Given instruction - For every line in the records that has the word "representation", make a copy.

******

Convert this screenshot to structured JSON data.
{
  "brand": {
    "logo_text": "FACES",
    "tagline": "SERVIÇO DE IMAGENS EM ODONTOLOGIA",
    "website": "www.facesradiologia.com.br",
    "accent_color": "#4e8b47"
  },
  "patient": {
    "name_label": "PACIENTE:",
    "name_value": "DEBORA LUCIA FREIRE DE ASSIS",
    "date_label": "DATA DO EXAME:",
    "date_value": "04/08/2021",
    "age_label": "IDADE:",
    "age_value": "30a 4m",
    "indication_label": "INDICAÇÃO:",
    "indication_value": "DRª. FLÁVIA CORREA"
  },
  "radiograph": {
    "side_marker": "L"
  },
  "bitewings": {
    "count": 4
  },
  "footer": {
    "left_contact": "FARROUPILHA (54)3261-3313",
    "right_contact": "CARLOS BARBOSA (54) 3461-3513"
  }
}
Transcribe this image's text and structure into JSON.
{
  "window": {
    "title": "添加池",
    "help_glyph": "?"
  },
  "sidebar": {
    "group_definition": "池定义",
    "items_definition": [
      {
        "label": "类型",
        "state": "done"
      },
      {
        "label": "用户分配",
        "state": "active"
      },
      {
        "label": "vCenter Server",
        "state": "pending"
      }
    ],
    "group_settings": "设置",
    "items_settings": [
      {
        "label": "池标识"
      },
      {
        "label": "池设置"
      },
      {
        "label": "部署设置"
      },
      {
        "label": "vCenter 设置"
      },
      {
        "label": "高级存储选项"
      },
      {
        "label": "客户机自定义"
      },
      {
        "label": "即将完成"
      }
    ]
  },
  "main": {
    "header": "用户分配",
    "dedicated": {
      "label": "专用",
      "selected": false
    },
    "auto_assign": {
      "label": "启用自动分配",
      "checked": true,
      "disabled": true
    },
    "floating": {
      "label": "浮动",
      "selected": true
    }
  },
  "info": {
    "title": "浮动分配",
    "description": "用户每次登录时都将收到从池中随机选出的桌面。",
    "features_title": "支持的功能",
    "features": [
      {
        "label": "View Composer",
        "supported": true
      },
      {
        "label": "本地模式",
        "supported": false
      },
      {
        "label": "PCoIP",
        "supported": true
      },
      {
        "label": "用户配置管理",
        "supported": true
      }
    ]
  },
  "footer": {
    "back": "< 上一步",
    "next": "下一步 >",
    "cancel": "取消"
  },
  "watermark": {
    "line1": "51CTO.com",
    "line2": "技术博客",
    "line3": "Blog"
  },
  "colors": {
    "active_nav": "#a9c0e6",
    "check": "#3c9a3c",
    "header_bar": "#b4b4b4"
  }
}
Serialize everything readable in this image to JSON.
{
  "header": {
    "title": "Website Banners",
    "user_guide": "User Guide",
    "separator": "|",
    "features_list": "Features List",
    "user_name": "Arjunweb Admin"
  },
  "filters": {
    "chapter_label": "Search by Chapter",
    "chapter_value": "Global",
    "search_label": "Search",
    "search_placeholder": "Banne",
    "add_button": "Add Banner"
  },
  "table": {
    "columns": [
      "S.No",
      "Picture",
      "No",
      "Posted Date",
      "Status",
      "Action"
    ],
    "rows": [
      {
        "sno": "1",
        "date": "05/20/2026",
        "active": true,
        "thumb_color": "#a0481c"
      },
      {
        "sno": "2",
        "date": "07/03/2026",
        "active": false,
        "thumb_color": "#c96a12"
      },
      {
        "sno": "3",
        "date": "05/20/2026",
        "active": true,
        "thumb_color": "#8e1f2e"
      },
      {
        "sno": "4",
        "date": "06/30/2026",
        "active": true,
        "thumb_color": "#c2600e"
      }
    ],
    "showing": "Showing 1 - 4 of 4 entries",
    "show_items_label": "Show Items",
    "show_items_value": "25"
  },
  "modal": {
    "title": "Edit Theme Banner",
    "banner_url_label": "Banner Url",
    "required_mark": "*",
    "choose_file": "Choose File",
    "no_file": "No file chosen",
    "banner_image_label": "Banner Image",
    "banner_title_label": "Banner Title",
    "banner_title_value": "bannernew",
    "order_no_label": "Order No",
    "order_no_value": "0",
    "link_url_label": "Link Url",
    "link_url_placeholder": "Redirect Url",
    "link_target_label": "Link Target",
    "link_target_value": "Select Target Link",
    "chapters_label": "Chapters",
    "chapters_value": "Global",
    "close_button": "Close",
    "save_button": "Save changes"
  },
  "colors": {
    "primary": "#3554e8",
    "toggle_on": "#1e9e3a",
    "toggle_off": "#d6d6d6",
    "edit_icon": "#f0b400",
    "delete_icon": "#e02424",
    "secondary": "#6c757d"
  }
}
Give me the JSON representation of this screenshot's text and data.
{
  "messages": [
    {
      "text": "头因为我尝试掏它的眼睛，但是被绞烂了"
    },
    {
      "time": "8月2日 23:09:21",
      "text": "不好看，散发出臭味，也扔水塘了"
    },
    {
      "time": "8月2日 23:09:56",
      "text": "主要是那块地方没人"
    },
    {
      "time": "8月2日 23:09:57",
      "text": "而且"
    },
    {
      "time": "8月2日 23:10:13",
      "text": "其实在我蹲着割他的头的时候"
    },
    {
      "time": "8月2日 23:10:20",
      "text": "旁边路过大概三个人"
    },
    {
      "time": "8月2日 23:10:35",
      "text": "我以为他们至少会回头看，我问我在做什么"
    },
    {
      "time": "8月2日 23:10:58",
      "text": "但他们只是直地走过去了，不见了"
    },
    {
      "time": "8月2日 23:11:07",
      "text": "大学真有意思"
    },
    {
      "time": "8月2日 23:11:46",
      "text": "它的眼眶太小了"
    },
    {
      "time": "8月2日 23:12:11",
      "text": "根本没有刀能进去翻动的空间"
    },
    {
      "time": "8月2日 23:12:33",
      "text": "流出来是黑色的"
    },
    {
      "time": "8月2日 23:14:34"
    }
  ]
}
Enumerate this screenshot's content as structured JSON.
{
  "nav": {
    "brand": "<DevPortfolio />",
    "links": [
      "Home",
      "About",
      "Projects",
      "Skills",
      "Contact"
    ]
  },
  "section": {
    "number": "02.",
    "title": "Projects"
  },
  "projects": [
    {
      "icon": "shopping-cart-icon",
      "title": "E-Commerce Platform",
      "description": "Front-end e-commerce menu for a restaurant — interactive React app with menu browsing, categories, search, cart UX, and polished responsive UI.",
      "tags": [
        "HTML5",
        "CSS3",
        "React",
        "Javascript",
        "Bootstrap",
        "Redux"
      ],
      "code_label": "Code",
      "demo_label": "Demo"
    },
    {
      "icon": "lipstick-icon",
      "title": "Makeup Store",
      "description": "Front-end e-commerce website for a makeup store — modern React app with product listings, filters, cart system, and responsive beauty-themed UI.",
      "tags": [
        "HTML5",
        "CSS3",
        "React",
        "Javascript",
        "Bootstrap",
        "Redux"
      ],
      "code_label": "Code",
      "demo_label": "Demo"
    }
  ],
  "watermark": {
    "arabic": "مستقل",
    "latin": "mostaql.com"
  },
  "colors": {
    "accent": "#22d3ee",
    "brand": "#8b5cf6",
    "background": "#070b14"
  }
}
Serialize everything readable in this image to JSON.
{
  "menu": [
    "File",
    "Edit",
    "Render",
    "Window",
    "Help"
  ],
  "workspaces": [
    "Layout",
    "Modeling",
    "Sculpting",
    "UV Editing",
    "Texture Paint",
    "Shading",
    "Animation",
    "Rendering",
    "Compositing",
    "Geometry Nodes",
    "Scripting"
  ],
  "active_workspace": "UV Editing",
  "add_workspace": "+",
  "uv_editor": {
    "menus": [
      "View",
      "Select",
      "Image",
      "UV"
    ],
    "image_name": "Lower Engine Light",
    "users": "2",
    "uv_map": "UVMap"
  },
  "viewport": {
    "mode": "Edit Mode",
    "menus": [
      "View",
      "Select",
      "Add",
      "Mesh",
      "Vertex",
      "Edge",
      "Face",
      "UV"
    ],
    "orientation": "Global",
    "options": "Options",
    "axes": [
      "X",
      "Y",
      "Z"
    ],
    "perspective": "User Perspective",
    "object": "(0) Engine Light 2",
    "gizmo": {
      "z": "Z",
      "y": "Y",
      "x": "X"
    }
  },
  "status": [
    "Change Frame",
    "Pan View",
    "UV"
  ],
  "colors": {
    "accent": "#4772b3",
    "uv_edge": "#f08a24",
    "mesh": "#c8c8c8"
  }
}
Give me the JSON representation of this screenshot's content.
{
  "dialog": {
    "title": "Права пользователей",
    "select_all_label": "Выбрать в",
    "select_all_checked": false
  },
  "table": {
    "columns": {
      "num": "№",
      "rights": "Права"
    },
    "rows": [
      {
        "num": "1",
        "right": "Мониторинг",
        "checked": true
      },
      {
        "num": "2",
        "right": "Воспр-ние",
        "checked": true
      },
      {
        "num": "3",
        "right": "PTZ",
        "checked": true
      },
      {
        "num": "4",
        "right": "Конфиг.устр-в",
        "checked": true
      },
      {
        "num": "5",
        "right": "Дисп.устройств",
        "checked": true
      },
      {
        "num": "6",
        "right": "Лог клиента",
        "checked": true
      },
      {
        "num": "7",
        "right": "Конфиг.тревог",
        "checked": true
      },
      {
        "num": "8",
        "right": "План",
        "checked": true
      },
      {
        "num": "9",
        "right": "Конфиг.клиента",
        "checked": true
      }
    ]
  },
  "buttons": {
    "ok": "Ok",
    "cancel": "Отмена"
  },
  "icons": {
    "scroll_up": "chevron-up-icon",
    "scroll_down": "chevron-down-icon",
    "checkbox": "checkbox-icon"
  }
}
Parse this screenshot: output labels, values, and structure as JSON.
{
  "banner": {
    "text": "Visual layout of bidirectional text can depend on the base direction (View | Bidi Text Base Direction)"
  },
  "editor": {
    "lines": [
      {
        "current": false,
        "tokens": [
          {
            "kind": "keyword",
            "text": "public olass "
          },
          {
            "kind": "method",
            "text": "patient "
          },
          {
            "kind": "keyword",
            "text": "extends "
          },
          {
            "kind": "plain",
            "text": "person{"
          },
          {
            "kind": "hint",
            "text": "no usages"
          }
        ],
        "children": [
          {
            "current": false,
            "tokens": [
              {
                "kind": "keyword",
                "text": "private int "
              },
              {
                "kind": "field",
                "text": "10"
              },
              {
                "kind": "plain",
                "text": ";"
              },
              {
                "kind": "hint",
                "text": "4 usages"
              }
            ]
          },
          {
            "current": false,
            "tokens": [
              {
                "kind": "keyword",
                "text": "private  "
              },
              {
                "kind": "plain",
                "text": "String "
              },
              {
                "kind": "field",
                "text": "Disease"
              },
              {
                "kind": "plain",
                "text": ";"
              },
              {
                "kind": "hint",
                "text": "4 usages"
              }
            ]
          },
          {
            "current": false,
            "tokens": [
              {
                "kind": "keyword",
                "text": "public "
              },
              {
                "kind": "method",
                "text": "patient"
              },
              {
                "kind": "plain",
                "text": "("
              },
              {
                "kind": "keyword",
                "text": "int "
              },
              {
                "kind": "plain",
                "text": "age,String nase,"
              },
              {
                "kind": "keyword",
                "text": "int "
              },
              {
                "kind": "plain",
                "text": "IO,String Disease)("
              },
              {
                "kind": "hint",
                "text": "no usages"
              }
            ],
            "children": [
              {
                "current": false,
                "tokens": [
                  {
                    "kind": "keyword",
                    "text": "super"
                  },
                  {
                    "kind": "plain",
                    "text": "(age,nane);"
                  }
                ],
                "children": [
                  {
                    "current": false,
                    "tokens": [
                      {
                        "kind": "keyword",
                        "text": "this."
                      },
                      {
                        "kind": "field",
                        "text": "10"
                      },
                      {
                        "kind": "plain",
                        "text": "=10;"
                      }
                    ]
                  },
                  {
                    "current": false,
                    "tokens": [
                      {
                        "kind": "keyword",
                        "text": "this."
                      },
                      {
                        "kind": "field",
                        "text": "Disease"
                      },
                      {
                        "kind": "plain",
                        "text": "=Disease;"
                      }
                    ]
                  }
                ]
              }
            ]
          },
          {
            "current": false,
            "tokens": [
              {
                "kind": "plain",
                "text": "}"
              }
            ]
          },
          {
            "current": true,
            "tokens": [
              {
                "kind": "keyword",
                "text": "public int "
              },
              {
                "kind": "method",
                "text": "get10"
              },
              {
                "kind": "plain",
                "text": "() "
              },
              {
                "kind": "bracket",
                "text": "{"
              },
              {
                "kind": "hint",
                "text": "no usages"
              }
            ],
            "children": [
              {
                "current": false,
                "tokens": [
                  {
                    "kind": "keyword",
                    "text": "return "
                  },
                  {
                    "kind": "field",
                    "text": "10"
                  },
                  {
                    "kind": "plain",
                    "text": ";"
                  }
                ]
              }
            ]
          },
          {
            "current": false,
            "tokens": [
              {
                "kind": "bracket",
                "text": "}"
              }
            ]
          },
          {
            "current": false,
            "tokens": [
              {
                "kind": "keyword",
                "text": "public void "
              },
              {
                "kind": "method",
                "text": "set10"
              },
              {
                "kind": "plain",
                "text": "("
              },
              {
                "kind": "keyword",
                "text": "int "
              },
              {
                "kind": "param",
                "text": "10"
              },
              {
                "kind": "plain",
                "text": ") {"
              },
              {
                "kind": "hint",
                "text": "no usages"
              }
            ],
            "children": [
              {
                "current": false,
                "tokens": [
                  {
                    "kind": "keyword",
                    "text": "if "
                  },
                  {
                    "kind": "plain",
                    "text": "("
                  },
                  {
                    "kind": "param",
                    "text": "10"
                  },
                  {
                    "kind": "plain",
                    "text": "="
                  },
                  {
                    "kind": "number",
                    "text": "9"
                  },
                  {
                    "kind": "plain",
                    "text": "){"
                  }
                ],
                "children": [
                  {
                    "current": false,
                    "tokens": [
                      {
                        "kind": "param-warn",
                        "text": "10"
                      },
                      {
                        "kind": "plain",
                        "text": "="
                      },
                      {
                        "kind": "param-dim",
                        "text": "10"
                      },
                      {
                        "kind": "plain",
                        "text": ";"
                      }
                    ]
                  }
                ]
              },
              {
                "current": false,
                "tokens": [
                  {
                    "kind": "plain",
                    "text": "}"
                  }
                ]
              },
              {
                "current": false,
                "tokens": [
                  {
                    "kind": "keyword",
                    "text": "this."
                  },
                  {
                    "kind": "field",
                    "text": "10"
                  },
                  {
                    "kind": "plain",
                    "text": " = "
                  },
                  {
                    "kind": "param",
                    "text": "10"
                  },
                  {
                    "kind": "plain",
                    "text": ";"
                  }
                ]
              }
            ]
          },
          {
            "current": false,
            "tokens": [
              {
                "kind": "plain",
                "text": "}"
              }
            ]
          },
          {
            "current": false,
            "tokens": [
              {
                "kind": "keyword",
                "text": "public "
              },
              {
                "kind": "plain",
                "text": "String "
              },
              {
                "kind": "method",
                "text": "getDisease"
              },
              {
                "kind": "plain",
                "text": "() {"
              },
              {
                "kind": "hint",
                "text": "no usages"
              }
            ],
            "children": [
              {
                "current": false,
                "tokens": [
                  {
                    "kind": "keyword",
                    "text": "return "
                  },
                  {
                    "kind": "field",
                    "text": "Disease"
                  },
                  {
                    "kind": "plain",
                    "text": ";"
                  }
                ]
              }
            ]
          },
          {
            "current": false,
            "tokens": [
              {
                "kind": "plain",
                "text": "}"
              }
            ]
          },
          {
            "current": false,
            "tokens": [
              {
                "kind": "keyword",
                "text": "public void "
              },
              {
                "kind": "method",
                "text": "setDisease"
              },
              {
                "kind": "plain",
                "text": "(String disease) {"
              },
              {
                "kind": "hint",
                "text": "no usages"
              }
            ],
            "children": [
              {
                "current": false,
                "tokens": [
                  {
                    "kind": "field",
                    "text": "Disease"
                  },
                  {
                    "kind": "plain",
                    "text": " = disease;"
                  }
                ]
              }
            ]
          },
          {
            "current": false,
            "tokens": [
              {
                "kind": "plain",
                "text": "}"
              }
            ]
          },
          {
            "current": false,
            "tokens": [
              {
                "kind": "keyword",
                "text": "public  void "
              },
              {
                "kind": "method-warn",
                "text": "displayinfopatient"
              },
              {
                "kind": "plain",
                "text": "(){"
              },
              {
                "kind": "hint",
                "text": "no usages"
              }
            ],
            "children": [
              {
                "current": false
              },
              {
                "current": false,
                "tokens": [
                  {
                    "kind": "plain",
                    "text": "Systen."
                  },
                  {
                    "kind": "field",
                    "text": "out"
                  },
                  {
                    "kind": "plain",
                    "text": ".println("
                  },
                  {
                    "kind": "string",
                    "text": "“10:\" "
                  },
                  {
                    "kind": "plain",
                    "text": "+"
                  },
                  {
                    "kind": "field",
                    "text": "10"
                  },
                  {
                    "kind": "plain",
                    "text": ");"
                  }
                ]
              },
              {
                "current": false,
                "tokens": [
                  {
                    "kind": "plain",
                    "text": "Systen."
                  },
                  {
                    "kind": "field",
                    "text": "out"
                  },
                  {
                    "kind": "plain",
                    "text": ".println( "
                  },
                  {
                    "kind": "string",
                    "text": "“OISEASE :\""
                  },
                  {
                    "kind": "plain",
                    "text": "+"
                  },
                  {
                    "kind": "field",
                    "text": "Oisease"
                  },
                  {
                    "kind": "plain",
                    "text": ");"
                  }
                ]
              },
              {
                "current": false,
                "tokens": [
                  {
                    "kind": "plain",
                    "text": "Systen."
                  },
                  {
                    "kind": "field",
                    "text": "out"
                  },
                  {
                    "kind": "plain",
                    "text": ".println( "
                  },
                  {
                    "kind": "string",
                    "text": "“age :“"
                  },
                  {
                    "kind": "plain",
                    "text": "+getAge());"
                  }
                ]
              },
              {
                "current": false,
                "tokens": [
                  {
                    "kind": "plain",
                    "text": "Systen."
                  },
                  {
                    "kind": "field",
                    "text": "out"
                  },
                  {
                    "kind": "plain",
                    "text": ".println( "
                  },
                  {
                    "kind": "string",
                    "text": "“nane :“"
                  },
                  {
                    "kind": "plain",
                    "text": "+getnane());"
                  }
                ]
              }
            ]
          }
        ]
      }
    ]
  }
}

******

Output of the task -
Give me the JSON representation of this screenshot's text and data.
Give me the JSON representation of this screenshot's content.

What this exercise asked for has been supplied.